→ **Directions for this task**: From the entries that follow, extract each line holding the string "plane".

Data entries for graphics

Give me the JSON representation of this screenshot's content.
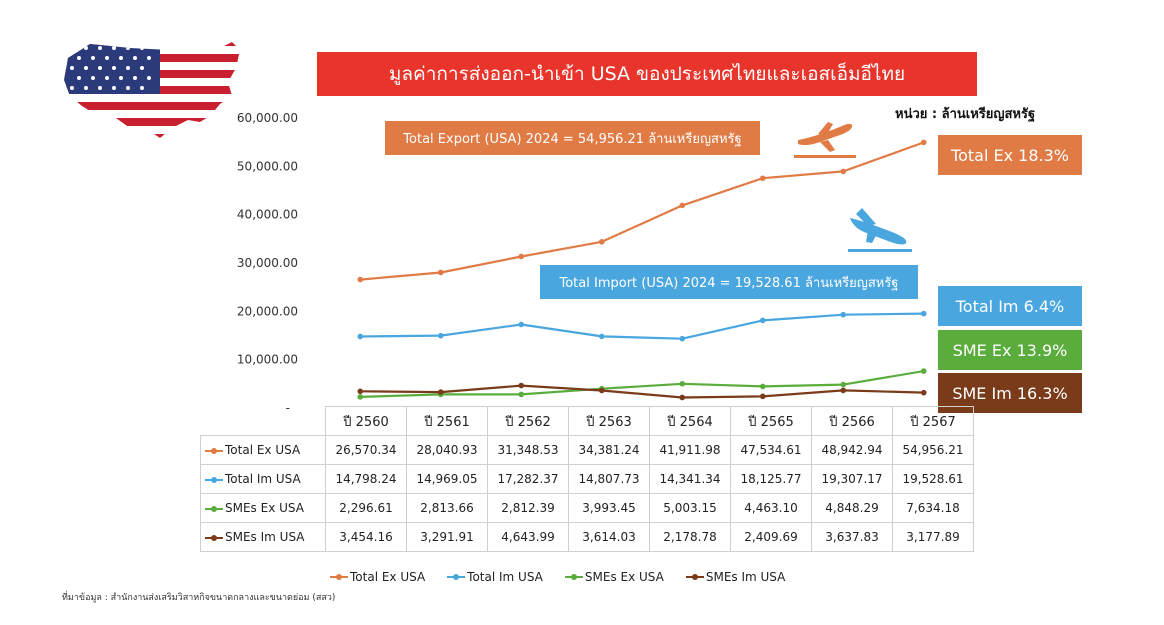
{
  "title": "มูลค่าการส่งออก-นำเข้า USA ของประเทศไทยและเอสเอ็มอีไทย",
  "unit_note": "หน่วย : ล้านเหรียญสหรัฐ",
  "export_callout": "Total Export (USA) 2024 = 54,956.21 ล้านเหรียญสหรัฐ",
  "import_callout": "Total Import (USA) 2024 = 19,528.61 ล้านเหรียญสหรัฐ",
  "badges": {
    "total_ex": "Total Ex 18.3%",
    "total_im": "Total Im 6.4%",
    "sme_ex": "SME Ex 13.9%",
    "sme_im": "SME Im 16.3%"
  },
  "source": "ที่มาข้อมูล : สำนักงานส่งเสริมวิสาหกิจขนาดกลางและขนาดย่อม (สสว)",
  "icons": [
    "usa-flag-map-icon",
    "plane-takeoff-icon",
    "plane-landing-icon"
  ],
  "chart_data": {
    "type": "line",
    "categories": [
      "ปี 2560",
      "ปี 2561",
      "ปี 2562",
      "ปี 2563",
      "ปี 2564",
      "ปี 2565",
      "ปี 2566",
      "ปี 2567"
    ],
    "series": [
      {
        "name": "Total Ex USA",
        "color": "#e07b45",
        "values": [
          26570.34,
          28040.93,
          31348.53,
          34381.24,
          41911.98,
          47534.61,
          48942.94,
          54956.21
        ],
        "labels": [
          "26,570.34",
          "28,040.93",
          "31,348.53",
          "34,381.24",
          "41,911.98",
          "47,534.61",
          "48,942.94",
          "54,956.21"
        ]
      },
      {
        "name": "Total Im USA",
        "color": "#4aa6df",
        "values": [
          14798.24,
          14969.05,
          17282.37,
          14807.73,
          14341.34,
          18125.77,
          19307.17,
          19528.61
        ],
        "labels": [
          "14,798.24",
          "14,969.05",
          "17,282.37",
          "14,807.73",
          "14,341.34",
          "18,125.77",
          "19,307.17",
          "19,528.61"
        ]
      },
      {
        "name": "SMEs Ex USA",
        "color": "#5aad3c",
        "values": [
          2296.61,
          2813.66,
          2812.39,
          3993.45,
          5003.15,
          4463.1,
          4848.29,
          7634.18
        ],
        "labels": [
          "2,296.61",
          "2,813.66",
          "2,812.39",
          "3,993.45",
          "5,003.15",
          "4,463.10",
          "4,848.29",
          "7,634.18"
        ]
      },
      {
        "name": "SMEs Im USA",
        "color": "#7a3b1a",
        "values": [
          3454.16,
          3291.91,
          4643.99,
          3614.03,
          2178.78,
          2409.69,
          3637.83,
          3177.89
        ],
        "labels": [
          "3,454.16",
          "3,291.91",
          "4,643.99",
          "3,614.03",
          "2,178.78",
          "2,409.69",
          "3,637.83",
          "3,177.89"
        ]
      }
    ],
    "y_ticks": [
      10000,
      20000,
      30000,
      40000,
      50000,
      60000
    ],
    "y_tick_labels": [
      "10,000.00",
      "20,000.00",
      "30,000.00",
      "40,000.00",
      "50,000.00",
      "60,000.00"
    ],
    "y_zero_label": "-",
    "ylim": [
      0,
      60000
    ],
    "grid": false,
    "legend": "bottom"
  }
}
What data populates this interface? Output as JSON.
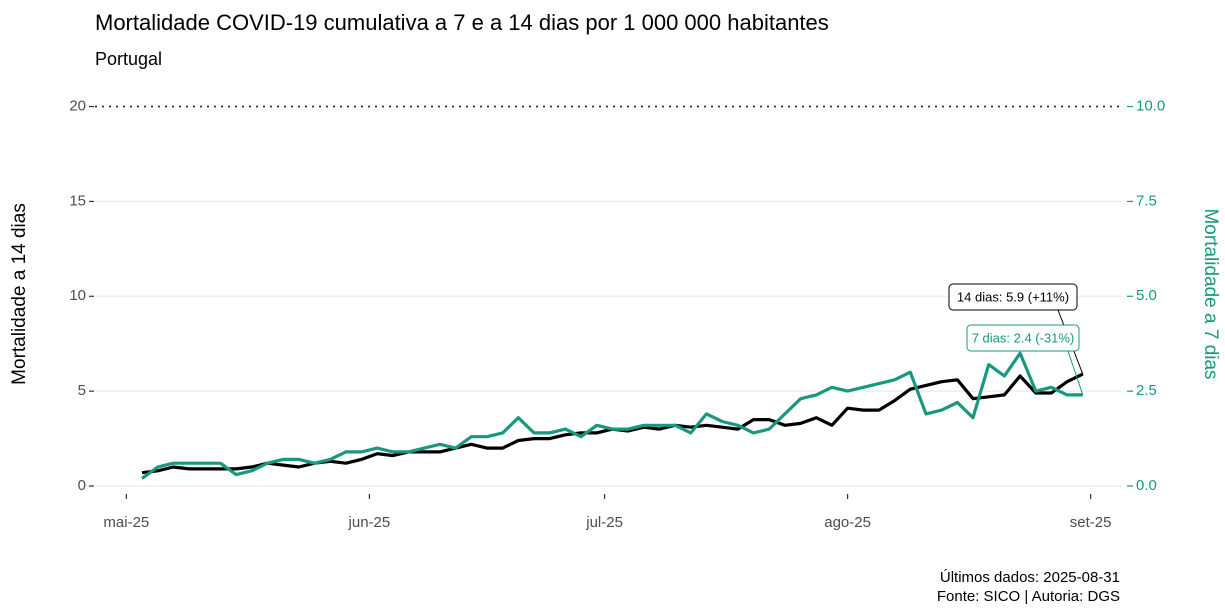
{
  "chart_data": {
    "type": "line",
    "title": "Mortalidade COVID-19 cumulativa a 7 e a 14 dias por 1 000 000 habitantes",
    "subtitle": "Portugal",
    "y_label": "Mortalidade a 14 dias",
    "y2_label": "Mortalidade a 7 dias",
    "caption": [
      "Últimos dados: 2025-08-31",
      "Fonte: SICO | Autoria: DGS"
    ],
    "x": [
      2,
      4,
      6,
      8,
      10,
      12,
      14,
      16,
      18,
      20,
      22,
      24,
      26,
      28,
      30,
      32,
      34,
      36,
      38,
      40,
      42,
      44,
      46,
      48,
      50,
      52,
      54,
      56,
      58,
      60,
      62,
      64,
      66,
      68,
      70,
      72,
      74,
      76,
      78,
      80,
      82,
      84,
      86,
      88,
      90,
      92,
      94,
      96,
      98,
      100,
      102,
      104,
      106,
      108,
      110,
      112,
      114,
      116,
      118,
      120,
      122
    ],
    "xlim": [
      -4,
      127
    ],
    "xticks": [
      {
        "value": 0,
        "label": "mai-25"
      },
      {
        "value": 31,
        "label": "jun-25"
      },
      {
        "value": 61,
        "label": "jul-25"
      },
      {
        "value": 92,
        "label": "ago-25"
      },
      {
        "value": 123,
        "label": "set-25"
      }
    ],
    "ylim": [
      0,
      21.4
    ],
    "yticks": [
      0,
      5,
      10,
      15,
      20
    ],
    "y2lim": [
      0,
      10.7
    ],
    "y2ticks": [
      {
        "value": 0,
        "label": "0.0"
      },
      2.5,
      {
        "value": 5,
        "label": "5.0"
      },
      7.5,
      {
        "value": 10,
        "label": "10.0"
      }
    ],
    "grid": true,
    "series": [
      {
        "name": "14 dias",
        "color": "#000000",
        "values": [
          0.7,
          0.8,
          1.0,
          0.9,
          0.9,
          0.9,
          0.9,
          1.0,
          1.2,
          1.1,
          1.0,
          1.2,
          1.3,
          1.2,
          1.4,
          1.7,
          1.6,
          1.8,
          1.8,
          1.8,
          2.0,
          2.2,
          2.0,
          2.0,
          2.4,
          2.5,
          2.5,
          2.7,
          2.8,
          2.8,
          3.0,
          2.9,
          3.1,
          3.0,
          3.2,
          3.1,
          3.2,
          3.1,
          3.0,
          3.5,
          3.5,
          3.2,
          3.3,
          3.6,
          3.2,
          4.1,
          4.0,
          4.0,
          4.5,
          5.1,
          5.3,
          5.5,
          5.6,
          4.6,
          4.7,
          4.8,
          5.8,
          4.9,
          4.9,
          5.5,
          5.9
        ]
      },
      {
        "name": "7 dias",
        "color": "#17987f",
        "axis": "y2",
        "values": [
          0.2,
          0.5,
          0.6,
          0.6,
          0.6,
          0.6,
          0.3,
          0.4,
          0.6,
          0.7,
          0.7,
          0.6,
          0.7,
          0.9,
          0.9,
          1.0,
          0.9,
          0.9,
          1.0,
          1.1,
          1.0,
          1.3,
          1.3,
          1.4,
          1.8,
          1.4,
          1.4,
          1.5,
          1.3,
          1.6,
          1.5,
          1.5,
          1.6,
          1.6,
          1.6,
          1.4,
          1.9,
          1.7,
          1.6,
          1.4,
          1.5,
          1.9,
          2.3,
          2.4,
          2.6,
          2.5,
          2.6,
          2.7,
          2.8,
          3.0,
          1.9,
          2.0,
          2.2,
          1.8,
          3.2,
          2.9,
          3.5,
          2.5,
          2.6,
          2.4,
          2.4
        ]
      }
    ],
    "annotations": [
      "14 dias: 5.9 (+11%)",
      "7 dias: 2.4 (-31%)"
    ]
  }
}
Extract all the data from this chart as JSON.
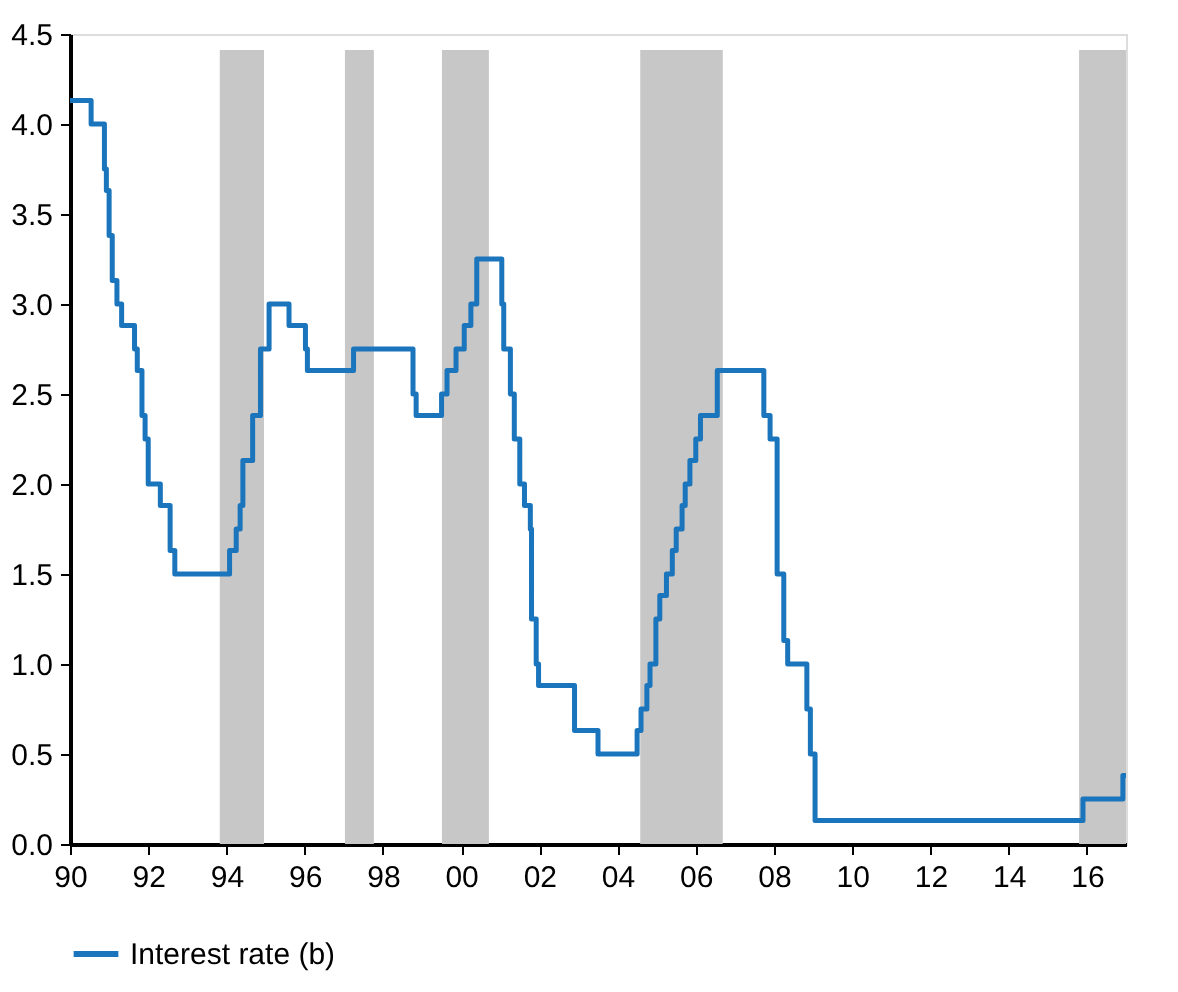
{
  "chart_data": {
    "type": "step",
    "legend": "bottom",
    "grid": false,
    "line_style": "solid",
    "marker": "none",
    "xlim": [
      1990,
      2017
    ],
    "ylim": [
      0,
      4.5
    ],
    "xticks": [
      {
        "value": 1990,
        "label": "90"
      },
      {
        "value": 1992,
        "label": "92"
      },
      {
        "value": 1994,
        "label": "94"
      },
      {
        "value": 1996,
        "label": "96"
      },
      {
        "value": 1998,
        "label": "98"
      },
      {
        "value": 2000,
        "label": "00"
      },
      {
        "value": 2002,
        "label": "02"
      },
      {
        "value": 2004,
        "label": "04"
      },
      {
        "value": 2006,
        "label": "06"
      },
      {
        "value": 2008,
        "label": "08"
      },
      {
        "value": 2010,
        "label": "10"
      },
      {
        "value": 2012,
        "label": "12"
      },
      {
        "value": 2014,
        "label": "14"
      },
      {
        "value": 2016,
        "label": "16"
      }
    ],
    "yticks": [
      {
        "value": 0,
        "label": "0.0"
      },
      0.5,
      {
        "value": 1,
        "label": "1.0"
      },
      1.5,
      {
        "value": 2,
        "label": "2.0"
      },
      2.5,
      {
        "value": 3,
        "label": "3.0"
      },
      3.5,
      {
        "value": 4,
        "label": "4.0"
      },
      4.5
    ],
    "bands": [
      {
        "axis": "x",
        "from": 1993.83,
        "to": 1994.96,
        "color": "#c6c7c6"
      },
      {
        "axis": "x",
        "from": 1997.03,
        "to": 1997.77,
        "color": "#c6c7c6"
      },
      {
        "axis": "x",
        "from": 1999.51,
        "to": 2000.71,
        "color": "#c6c7c6"
      },
      {
        "axis": "x",
        "from": 2004.58,
        "to": 2006.69,
        "color": "#c6c7c6"
      },
      {
        "axis": "x",
        "from": 2015.8,
        "to": 2017,
        "color": "#c6c7c6"
      }
    ],
    "series": [
      {
        "name": "Interest rate (b)",
        "color": "#1a75bc",
        "x": [
          1990,
          1990.54,
          1990.88,
          1990.93,
          1991.0,
          1991.08,
          1991.2,
          1991.32,
          1991.65,
          1991.72,
          1991.84,
          1991.92,
          1992.0,
          1992.31,
          1992.56,
          1992.68,
          1994.08,
          1994.25,
          1994.35,
          1994.42,
          1994.67,
          1994.87,
          1995.09,
          1995.6,
          1996.02,
          1996.07,
          1997.25,
          1998.77,
          1998.85,
          1999.5,
          1999.64,
          1999.87,
          2000.08,
          2000.25,
          2000.4,
          2001.04,
          2001.09,
          2001.26,
          2001.36,
          2001.5,
          2001.62,
          2001.77,
          2001.8,
          2001.92,
          2001.98,
          2002.9,
          2003.5,
          2004.5,
          2004.6,
          2004.75,
          2004.83,
          2004.98,
          2005.08,
          2005.25,
          2005.4,
          2005.5,
          2005.65,
          2005.73,
          2005.85,
          2006.0,
          2006.12,
          2006.55,
          2007.74,
          2007.9,
          2008.08,
          2008.25,
          2008.35,
          2008.84,
          2008.93,
          2009.05,
          2015.9,
          2016.92,
          2017
        ],
        "values": [
          4.13,
          4.0,
          3.75,
          3.63,
          3.38,
          3.13,
          3.0,
          2.88,
          2.75,
          2.63,
          2.38,
          2.25,
          2.0,
          1.88,
          1.63,
          1.5,
          1.63,
          1.75,
          1.88,
          2.13,
          2.38,
          2.75,
          3.0,
          2.88,
          2.75,
          2.63,
          2.75,
          2.5,
          2.38,
          2.5,
          2.63,
          2.75,
          2.88,
          3.0,
          3.25,
          3.0,
          2.75,
          2.5,
          2.25,
          2.0,
          1.88,
          1.75,
          1.25,
          1.0,
          0.88,
          0.63,
          0.5,
          0.63,
          0.75,
          0.88,
          1.0,
          1.25,
          1.38,
          1.5,
          1.63,
          1.75,
          1.88,
          2.0,
          2.13,
          2.25,
          2.38,
          2.63,
          2.38,
          2.25,
          1.5,
          1.13,
          1.0,
          0.75,
          0.5,
          0.13,
          0.25,
          0.38,
          0.38
        ]
      }
    ]
  }
}
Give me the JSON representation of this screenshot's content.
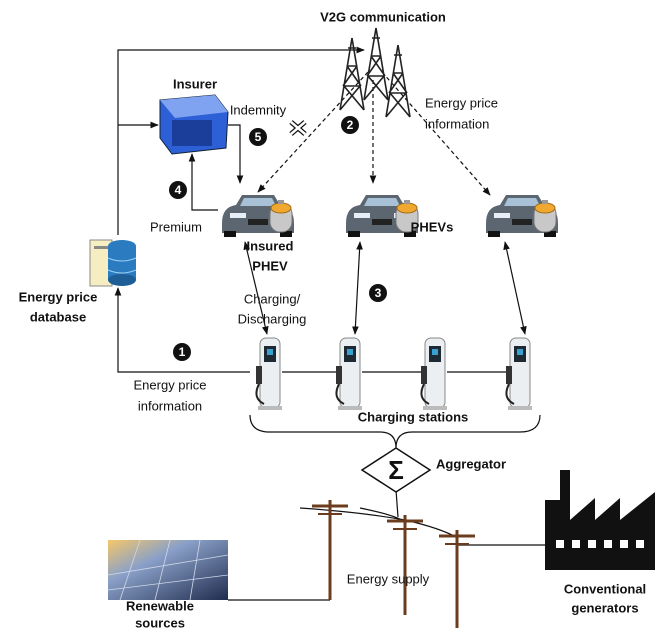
{
  "communication": {
    "label": "V2G communication"
  },
  "insurer": {
    "label": "Insurer"
  },
  "indemnity": "Indemnity",
  "premium": "Premium",
  "price_info_top": [
    "Energy price",
    "information"
  ],
  "insured_phev": [
    "Insured",
    "PHEV"
  ],
  "phevs": "PHEVs",
  "database": [
    "Energy price",
    "database"
  ],
  "charging": [
    "Charging/",
    "Discharging"
  ],
  "price_info_bottom": [
    "Energy price",
    "information"
  ],
  "stations": "Charging stations",
  "aggregator": "Aggregator",
  "supply": "Energy supply",
  "renewable": [
    "Renewable",
    "sources"
  ],
  "conventional": [
    "Conventional",
    "generators"
  ],
  "steps": [
    "1",
    "2",
    "3",
    "4",
    "5"
  ]
}
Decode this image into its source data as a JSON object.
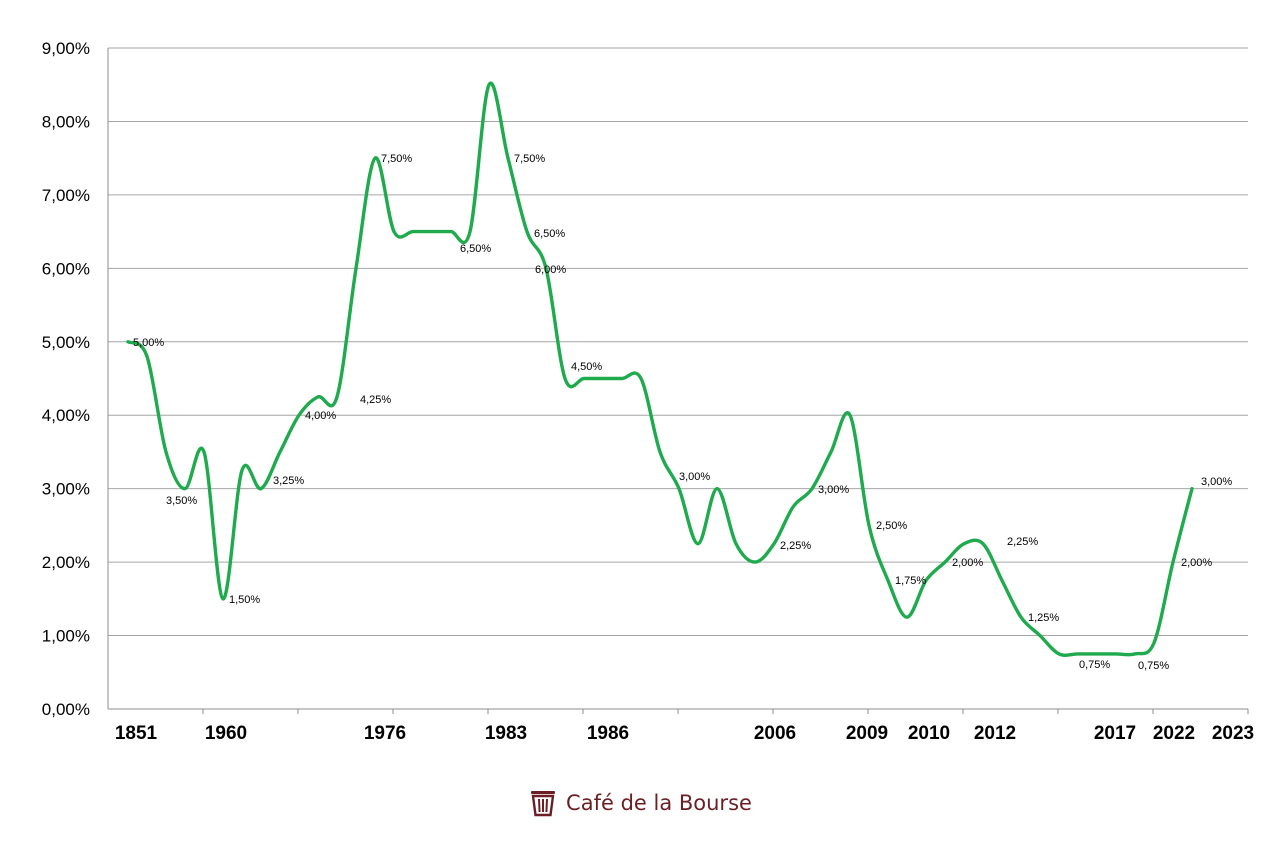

→ **Task result**:
    "plane-takeoff-icon",
    "plane-landing-icon"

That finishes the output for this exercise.